Written problem - Extract the full listing verbatim and drop any pictures from your copy.

** start Provided data **

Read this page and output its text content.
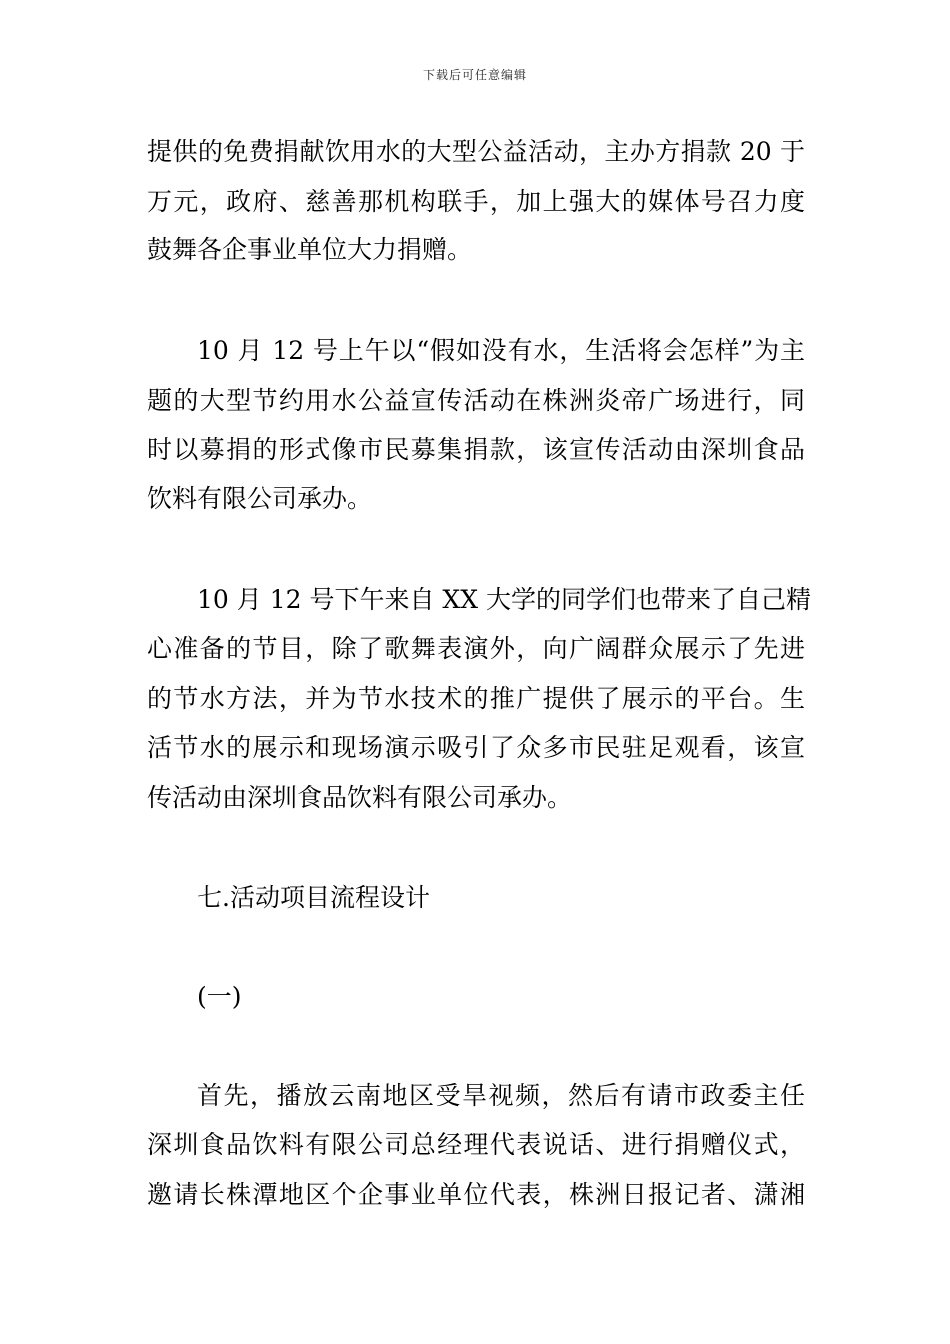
下载后可任意编辑
提供的免费捐献饮用水的大型公益活动，主办方捐款 20 于
万元，政府、慈善那机构联手，加上强大的媒体号召力度
鼓舞各企事业单位大力捐赠。
10 月 12 号上午以“假如没有水，生活将会怎样”为主
题的大型节约用水公益宣传活动在株洲炎帝广场进行，同
时以募捐的形式像市民募集捐款，该宣传活动由深圳食品
饮料有限公司承办。
10 月 12 号下午来自 XX 大学的同学们也带来了自己精
心准备的节目，除了歌舞表演外，向广阔群众展示了先进
的节水方法，并为节水技术的推广提供了展示的平台。生
活节水的展示和现场演示吸引了众多市民驻足观看，该宣
传活动由深圳食品饮料有限公司承办。
七.活动项目流程设计
(一)
首先，播放云南地区受旱视频，然后有请市政委主任
深圳食品饮料有限公司总经理代表说话、进行捐赠仪式，
邀请长株潭地区个企事业单位代表，株洲日报记者、潇湘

** end Provided data **

Response -
Read this page and output its text content.
下载后可任意编辑
提供的免费捐献饮用水的大型公益活动，主办方捐款 20 于
万元，政府、慈善那机构联手，加上强大的媒体号召力度
鼓舞各企事业单位大力捐赠。
10 月 12 号上午以“假如没有水，生活将会怎样”为主
题的大型节约用水公益宣传活动在株洲炎帝广场进行，同
时以募捐的形式像市民募集捐款，该宣传活动由深圳食品
饮料有限公司承办。
10 月 12 号下午来自 XX 大学的同学们也带来了自己精
心准备的节目，除了歌舞表演外，向广阔群众展示了先进
的节水方法，并为节水技术的推广提供了展示的平台。生
活节水的展示和现场演示吸引了众多市民驻足观看，该宣
传活动由深圳食品饮料有限公司承办。
七.活动项目流程设计
(一)
首先，播放云南地区受旱视频，然后有请市政委主任
深圳食品饮料有限公司总经理代表说话、进行捐赠仪式，
邀请长株潭地区个企事业单位代表，株洲日报记者、潇湘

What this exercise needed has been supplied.